The records below must be retyped exactly.

:: Source material ::

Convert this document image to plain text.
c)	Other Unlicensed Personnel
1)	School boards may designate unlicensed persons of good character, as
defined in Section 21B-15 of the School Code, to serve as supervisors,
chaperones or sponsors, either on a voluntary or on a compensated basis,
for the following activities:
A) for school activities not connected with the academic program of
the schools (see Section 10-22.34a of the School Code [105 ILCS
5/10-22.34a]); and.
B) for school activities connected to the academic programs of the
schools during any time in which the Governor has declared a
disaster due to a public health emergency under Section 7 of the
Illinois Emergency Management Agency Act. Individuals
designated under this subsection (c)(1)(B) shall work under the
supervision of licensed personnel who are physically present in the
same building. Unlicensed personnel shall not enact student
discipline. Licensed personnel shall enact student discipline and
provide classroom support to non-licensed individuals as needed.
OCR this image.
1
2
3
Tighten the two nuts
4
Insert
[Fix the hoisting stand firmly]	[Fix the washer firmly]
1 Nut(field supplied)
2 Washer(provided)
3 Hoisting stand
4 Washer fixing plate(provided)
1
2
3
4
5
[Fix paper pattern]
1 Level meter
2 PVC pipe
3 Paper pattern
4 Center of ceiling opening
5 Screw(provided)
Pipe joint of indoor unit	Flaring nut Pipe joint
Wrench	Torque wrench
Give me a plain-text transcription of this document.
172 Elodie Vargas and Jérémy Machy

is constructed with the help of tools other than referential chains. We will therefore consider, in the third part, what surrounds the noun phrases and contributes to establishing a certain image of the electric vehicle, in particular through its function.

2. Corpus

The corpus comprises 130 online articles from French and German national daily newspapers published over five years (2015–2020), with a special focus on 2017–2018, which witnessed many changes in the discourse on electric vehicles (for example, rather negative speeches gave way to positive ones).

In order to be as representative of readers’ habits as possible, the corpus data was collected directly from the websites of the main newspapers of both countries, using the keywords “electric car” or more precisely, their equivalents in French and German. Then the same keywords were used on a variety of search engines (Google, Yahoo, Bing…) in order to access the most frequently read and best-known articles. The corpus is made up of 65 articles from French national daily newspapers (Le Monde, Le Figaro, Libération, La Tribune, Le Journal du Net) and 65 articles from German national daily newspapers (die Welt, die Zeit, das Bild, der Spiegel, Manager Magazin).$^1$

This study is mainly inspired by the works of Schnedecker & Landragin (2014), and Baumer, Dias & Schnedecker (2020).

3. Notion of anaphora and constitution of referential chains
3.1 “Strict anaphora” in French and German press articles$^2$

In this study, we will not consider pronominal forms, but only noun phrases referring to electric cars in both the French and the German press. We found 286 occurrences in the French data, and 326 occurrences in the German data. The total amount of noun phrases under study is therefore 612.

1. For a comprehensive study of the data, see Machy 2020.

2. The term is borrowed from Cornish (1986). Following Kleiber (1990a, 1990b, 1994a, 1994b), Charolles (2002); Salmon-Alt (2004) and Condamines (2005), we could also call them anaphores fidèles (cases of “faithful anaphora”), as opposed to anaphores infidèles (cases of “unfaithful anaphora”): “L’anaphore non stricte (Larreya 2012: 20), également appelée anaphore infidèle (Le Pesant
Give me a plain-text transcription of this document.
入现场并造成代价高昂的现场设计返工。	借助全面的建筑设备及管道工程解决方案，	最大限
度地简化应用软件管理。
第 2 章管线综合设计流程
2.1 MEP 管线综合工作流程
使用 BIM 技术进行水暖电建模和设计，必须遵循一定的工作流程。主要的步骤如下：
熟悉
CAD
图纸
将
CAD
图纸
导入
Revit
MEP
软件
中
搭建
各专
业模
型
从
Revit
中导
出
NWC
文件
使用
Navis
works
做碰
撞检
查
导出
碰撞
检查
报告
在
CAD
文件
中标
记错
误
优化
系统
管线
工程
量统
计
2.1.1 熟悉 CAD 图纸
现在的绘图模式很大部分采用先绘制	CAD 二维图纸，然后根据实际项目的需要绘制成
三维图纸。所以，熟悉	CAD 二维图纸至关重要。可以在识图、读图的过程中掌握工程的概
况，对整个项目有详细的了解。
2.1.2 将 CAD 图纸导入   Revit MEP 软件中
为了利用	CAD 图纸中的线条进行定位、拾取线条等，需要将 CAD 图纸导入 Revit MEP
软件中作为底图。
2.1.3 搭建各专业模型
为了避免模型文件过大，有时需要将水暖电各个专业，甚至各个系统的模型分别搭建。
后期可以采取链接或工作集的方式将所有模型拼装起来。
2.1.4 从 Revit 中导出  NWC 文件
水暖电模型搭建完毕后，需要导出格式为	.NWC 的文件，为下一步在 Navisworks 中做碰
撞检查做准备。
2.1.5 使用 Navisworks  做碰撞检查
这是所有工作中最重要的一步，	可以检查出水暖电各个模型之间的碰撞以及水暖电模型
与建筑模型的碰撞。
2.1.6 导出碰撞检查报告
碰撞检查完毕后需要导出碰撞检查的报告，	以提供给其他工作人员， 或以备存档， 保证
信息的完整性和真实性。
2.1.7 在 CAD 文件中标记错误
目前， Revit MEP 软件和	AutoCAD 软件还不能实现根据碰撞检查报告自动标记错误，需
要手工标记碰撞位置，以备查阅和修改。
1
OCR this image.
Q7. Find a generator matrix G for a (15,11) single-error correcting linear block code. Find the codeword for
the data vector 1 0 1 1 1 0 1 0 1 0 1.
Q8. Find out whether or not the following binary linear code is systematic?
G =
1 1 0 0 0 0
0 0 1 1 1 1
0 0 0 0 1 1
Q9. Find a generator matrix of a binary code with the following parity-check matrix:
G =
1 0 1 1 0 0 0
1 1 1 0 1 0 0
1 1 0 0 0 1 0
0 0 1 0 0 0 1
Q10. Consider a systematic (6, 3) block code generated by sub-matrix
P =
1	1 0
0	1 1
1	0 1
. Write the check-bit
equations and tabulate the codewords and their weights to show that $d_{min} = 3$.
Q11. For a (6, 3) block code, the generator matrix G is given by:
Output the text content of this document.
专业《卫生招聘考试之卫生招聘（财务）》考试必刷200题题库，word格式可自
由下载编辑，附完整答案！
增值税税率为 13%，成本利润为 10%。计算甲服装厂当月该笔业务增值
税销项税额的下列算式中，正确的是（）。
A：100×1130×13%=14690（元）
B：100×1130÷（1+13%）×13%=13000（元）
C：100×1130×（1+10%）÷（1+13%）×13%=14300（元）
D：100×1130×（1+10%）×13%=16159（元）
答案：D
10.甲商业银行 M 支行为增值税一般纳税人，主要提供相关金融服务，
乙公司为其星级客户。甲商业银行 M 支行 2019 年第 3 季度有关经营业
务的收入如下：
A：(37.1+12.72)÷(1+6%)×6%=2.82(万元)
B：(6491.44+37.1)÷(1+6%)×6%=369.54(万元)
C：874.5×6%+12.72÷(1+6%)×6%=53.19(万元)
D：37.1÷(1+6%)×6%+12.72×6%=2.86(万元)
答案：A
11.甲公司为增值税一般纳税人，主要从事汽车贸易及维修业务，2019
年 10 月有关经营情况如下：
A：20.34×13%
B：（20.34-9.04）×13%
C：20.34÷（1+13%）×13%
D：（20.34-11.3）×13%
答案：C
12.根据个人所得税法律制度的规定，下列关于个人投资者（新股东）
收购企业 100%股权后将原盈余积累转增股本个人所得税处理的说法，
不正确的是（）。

:::

### Complete output
Convert this document image to plain text.
c)	Other Unlicensed Personnel
1)	School boards may designate unlicensed persons of good character, as
defined in Section 21B-15 of the School Code, to serve as supervisors,
chaperones or sponsors, either on a voluntary or on a compensated basis,
for the following activities:
A) for school activities not connected with the academic program of
the schools (see Section 10-22.34a of the School Code [105 ILCS
5/10-22.34a]); and.
B) for school activities connected to the academic programs of the
schools during any time in which the Governor has declared a
disaster due to a public health emergency under Section 7 of the
Illinois Emergency Management Agency Act. Individuals
designated under this subsection (c)(1)(B) shall work under the
supervision of licensed personnel who are physically present in the
same building. Unlicensed personnel shall not enact student
discipline. Licensed personnel shall enact student discipline and
provide classroom support to non-licensed individuals as needed.
OCR this image.
1
2
3
Tighten the two nuts
4
Insert
[Fix the hoisting stand firmly]	[Fix the washer firmly]
1 Nut(field supplied)
2 Washer(provided)
3 Hoisting stand
4 Washer fixing plate(provided)
1
2
3
4
5
[Fix paper pattern]
1 Level meter
2 PVC pipe
3 Paper pattern
4 Center of ceiling opening
5 Screw(provided)
Pipe joint of indoor unit	Flaring nut Pipe joint
Wrench	Torque wrench
Give me a plain-text transcription of this document.
172 Elodie Vargas and Jérémy Machy

is constructed with the help of tools other than referential chains. We will therefore consider, in the third part, what surrounds the noun phrases and contributes to establishing a certain image of the electric vehicle, in particular through its function.

2. Corpus

The corpus comprises 130 online articles from French and German national daily newspapers published over five years (2015–2020), with a special focus on 2017–2018, which witnessed many changes in the discourse on electric vehicles (for example, rather negative speeches gave way to positive ones).

In order to be as representative of readers’ habits as possible, the corpus data was collected directly from the websites of the main newspapers of both countries, using the keywords “electric car” or more precisely, their equivalents in French and German. Then the same keywords were used on a variety of search engines (Google, Yahoo, Bing…) in order to access the most frequently read and best-known articles. The corpus is made up of 65 articles from French national daily newspapers (Le Monde, Le Figaro, Libération, La Tribune, Le Journal du Net) and 65 articles from German national daily newspapers (die Welt, die Zeit, das Bild, der Spiegel, Manager Magazin).$^1$

This study is mainly inspired by the works of Schnedecker & Landragin (2014), and Baumer, Dias & Schnedecker (2020).

3. Notion of anaphora and constitution of referential chains
3.1 “Strict anaphora” in French and German press articles$^2$

In this study, we will not consider pronominal forms, but only noun phrases referring to electric cars in both the French and the German press. We found 286 occurrences in the French data, and 326 occurrences in the German data. The total amount of noun phrases under study is therefore 612.

1. For a comprehensive study of the data, see Machy 2020.

2. The term is borrowed from Cornish (1986). Following Kleiber (1990a, 1990b, 1994a, 1994b), Charolles (2002); Salmon-Alt (2004) and Condamines (2005), we could also call them anaphores fidèles (cases of “faithful anaphora”), as opposed to anaphores infidèles (cases of “unfaithful anaphora”): “L’anaphore non stricte (Larreya 2012: 20), également appelée anaphore infidèle (Le Pesant
Give me a plain-text transcription of this document.
入现场并造成代价高昂的现场设计返工。	借助全面的建筑设备及管道工程解决方案，	最大限
度地简化应用软件管理。
第 2 章管线综合设计流程
2.1 MEP 管线综合工作流程
使用 BIM 技术进行水暖电建模和设计，必须遵循一定的工作流程。主要的步骤如下：
熟悉
CAD
图纸
将
CAD
图纸
导入
Revit
MEP
软件
中
搭建
各专
业模
型
从
Revit
中导
出
NWC
文件
使用
Navis
works
做碰
撞检
查
导出
碰撞
检查
报告
在
CAD
文件
中标
记错
误
优化
系统
管线
工程
量统
计
2.1.1 熟悉 CAD 图纸
现在的绘图模式很大部分采用先绘制	CAD 二维图纸，然后根据实际项目的需要绘制成
三维图纸。所以，熟悉	CAD 二维图纸至关重要。可以在识图、读图的过程中掌握工程的概
况，对整个项目有详细的了解。
2.1.2 将 CAD 图纸导入   Revit MEP 软件中
为了利用	CAD 图纸中的线条进行定位、拾取线条等，需要将 CAD 图纸导入 Revit MEP
软件中作为底图。
2.1.3 搭建各专业模型
为了避免模型文件过大，有时需要将水暖电各个专业，甚至各个系统的模型分别搭建。
后期可以采取链接或工作集的方式将所有模型拼装起来。
2.1.4 从 Revit 中导出  NWC 文件
水暖电模型搭建完毕后，需要导出格式为	.NWC 的文件，为下一步在 Navisworks 中做碰
撞检查做准备。
2.1.5 使用 Navisworks  做碰撞检查
这是所有工作中最重要的一步，	可以检查出水暖电各个模型之间的碰撞以及水暖电模型
与建筑模型的碰撞。
2.1.6 导出碰撞检查报告
碰撞检查完毕后需要导出碰撞检查的报告，	以提供给其他工作人员， 或以备存档， 保证
信息的完整性和真实性。
2.1.7 在 CAD 文件中标记错误
目前， Revit MEP 软件和	AutoCAD 软件还不能实现根据碰撞检查报告自动标记错误，需
要手工标记碰撞位置，以备查阅和修改。
1
OCR this image.
Q7. Find a generator matrix G for a (15,11) single-error correcting linear block code. Find the codeword for
the data vector 1 0 1 1 1 0 1 0 1 0 1.
Q8. Find out whether or not the following binary linear code is systematic?
G =
1 1 0 0 0 0
0 0 1 1 1 1
0 0 0 0 1 1
Q9. Find a generator matrix of a binary code with the following parity-check matrix:
G =
1 0 1 1 0 0 0
1 1 1 0 1 0 0
1 1 0 0 0 1 0
0 0 1 0 0 0 1
Q10. Consider a systematic (6, 3) block code generated by sub-matrix
P =
1	1 0
0	1 1
1	0 1
. Write the check-bit
equations and tabulate the codewords and their weights to show that $d_{min} = 3$.
Q11. For a (6, 3) block code, the generator matrix G is given by:
Output the text content of this document.
专业《卫生招聘考试之卫生招聘（财务）》考试必刷200题题库，word格式可自
由下载编辑，附完整答案！
增值税税率为 13%，成本利润为 10%。计算甲服装厂当月该笔业务增值
税销项税额的下列算式中，正确的是（）。
A：100×1130×13%=14690（元）
B：100×1130÷（1+13%）×13%=13000（元）
C：100×1130×（1+10%）÷（1+13%）×13%=14300（元）
D：100×1130×（1+10%）×13%=16159（元）
答案：D
10.甲商业银行 M 支行为增值税一般纳税人，主要提供相关金融服务，
乙公司为其星级客户。甲商业银行 M 支行 2019 年第 3 季度有关经营业
务的收入如下：
A：(37.1+12.72)÷(1+6%)×6%=2.82(万元)
B：(6491.44+37.1)÷(1+6%)×6%=369.54(万元)
C：874.5×6%+12.72÷(1+6%)×6%=53.19(万元)
D：37.1÷(1+6%)×6%+12.72×6%=2.86(万元)
答案：A
11.甲公司为增值税一般纳税人，主要从事汽车贸易及维修业务，2019
年 10 月有关经营情况如下：
A：20.34×13%
B：（20.34-9.04）×13%
C：20.34÷（1+13%）×13%
D：（20.34-11.3）×13%
答案：C
12.根据个人所得税法律制度的规定，下列关于个人投资者（新股东）
收购企业 100%股权后将原盈余积累转增股本个人所得税处理的说法，
不正确的是（）。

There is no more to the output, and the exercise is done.